TASK PROMPT
Say the number of lines containing the string "Serena", and say nothing else.

Data records
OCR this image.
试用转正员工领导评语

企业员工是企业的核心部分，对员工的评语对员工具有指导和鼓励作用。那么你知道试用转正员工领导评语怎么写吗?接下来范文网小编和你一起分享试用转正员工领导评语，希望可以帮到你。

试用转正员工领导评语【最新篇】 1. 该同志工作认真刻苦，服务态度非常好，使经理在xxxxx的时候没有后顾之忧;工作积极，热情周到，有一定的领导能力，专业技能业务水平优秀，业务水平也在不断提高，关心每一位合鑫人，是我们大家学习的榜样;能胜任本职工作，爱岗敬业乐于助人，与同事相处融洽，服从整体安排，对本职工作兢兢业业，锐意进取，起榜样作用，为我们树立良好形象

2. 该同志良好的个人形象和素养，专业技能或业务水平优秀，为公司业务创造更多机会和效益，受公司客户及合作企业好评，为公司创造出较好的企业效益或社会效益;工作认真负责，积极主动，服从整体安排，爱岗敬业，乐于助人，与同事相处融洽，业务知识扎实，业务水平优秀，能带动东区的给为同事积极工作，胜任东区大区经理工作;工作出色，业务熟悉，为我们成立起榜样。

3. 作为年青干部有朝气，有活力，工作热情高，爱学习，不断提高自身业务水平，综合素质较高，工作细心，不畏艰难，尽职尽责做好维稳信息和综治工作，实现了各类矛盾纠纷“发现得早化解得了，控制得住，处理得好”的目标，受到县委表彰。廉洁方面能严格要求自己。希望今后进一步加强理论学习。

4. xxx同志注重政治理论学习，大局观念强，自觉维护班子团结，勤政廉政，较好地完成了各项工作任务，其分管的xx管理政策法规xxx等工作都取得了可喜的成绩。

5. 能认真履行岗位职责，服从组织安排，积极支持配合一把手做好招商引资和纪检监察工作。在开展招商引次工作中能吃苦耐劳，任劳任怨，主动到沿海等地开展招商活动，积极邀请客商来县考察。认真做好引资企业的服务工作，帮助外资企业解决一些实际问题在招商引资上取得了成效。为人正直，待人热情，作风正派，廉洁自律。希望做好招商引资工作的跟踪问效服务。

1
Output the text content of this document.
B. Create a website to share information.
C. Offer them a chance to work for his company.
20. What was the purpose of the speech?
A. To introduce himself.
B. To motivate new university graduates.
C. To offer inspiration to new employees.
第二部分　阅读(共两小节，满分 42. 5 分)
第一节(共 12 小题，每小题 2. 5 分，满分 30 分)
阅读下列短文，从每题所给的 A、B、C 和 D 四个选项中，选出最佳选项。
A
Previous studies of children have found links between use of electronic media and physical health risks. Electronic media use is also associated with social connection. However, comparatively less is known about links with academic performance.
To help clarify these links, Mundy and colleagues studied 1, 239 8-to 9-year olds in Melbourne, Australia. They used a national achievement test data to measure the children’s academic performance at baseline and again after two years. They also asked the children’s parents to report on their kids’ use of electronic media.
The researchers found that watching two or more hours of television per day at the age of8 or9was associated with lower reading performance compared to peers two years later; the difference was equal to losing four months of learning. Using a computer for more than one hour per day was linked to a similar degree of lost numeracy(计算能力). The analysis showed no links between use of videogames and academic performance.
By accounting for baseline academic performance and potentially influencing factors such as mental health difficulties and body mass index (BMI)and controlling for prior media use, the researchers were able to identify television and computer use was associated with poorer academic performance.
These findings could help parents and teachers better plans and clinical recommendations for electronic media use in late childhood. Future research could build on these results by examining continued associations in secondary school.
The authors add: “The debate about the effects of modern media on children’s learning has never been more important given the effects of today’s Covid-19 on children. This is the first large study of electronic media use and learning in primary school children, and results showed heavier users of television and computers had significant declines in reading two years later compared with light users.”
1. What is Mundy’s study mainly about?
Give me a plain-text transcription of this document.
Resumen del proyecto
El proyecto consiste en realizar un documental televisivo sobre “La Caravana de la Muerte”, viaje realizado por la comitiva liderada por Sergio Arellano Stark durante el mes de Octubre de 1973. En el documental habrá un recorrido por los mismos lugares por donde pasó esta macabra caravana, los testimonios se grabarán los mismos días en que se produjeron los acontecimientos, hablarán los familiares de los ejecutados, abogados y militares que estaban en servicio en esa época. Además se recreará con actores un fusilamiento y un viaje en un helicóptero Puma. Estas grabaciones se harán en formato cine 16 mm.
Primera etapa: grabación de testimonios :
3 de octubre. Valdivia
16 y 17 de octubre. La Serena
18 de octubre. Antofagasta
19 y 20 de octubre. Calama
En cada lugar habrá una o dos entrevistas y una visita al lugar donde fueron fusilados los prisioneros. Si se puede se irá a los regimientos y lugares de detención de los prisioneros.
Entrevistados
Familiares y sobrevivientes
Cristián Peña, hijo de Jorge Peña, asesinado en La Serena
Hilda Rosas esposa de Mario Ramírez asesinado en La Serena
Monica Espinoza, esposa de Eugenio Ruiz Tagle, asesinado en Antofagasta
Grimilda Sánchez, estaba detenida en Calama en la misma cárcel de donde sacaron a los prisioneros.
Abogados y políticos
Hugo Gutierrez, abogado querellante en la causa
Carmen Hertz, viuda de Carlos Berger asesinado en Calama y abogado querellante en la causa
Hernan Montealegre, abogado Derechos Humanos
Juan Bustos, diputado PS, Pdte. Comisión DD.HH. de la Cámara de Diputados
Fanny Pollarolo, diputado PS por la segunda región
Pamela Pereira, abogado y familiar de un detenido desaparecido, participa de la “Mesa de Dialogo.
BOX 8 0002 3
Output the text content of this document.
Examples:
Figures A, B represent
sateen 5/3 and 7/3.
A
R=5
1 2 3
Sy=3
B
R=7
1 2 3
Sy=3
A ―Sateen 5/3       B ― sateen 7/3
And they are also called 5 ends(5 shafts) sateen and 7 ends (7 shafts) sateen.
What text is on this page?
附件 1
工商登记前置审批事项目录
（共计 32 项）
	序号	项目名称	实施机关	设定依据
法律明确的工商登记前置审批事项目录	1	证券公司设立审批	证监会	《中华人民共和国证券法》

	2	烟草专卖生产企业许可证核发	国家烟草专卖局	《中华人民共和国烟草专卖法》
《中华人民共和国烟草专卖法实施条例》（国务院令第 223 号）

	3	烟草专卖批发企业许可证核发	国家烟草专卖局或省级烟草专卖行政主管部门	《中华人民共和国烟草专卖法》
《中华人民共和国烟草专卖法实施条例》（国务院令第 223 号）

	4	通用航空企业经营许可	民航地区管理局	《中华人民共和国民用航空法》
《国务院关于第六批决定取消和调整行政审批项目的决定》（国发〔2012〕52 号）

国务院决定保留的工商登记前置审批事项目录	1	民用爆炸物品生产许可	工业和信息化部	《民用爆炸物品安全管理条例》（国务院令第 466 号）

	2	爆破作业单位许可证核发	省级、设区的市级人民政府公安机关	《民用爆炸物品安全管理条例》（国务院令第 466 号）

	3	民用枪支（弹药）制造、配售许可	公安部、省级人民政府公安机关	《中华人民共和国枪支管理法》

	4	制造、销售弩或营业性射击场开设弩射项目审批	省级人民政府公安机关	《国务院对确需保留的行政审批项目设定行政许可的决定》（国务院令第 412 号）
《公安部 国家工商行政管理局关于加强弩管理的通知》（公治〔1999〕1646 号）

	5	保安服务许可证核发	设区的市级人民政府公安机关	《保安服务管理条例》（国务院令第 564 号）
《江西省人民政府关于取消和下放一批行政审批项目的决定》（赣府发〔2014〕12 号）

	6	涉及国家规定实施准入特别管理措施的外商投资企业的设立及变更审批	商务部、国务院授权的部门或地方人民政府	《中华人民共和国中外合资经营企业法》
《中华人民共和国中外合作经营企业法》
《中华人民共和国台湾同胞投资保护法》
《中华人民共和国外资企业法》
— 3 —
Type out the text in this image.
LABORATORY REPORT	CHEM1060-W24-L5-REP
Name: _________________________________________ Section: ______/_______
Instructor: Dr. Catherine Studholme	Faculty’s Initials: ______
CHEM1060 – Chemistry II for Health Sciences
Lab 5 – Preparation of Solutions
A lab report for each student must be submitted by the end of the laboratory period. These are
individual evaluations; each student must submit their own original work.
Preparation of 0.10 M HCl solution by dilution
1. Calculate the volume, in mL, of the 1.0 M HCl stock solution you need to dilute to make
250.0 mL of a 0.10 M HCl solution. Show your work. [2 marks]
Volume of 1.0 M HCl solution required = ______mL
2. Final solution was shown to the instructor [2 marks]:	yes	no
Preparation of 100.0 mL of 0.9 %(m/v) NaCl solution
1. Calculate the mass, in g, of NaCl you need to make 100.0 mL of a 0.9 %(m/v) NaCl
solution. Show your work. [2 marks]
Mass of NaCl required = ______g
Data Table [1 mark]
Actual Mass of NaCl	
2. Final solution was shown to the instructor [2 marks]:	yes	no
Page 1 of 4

RESULT OF THE EXERCISE
3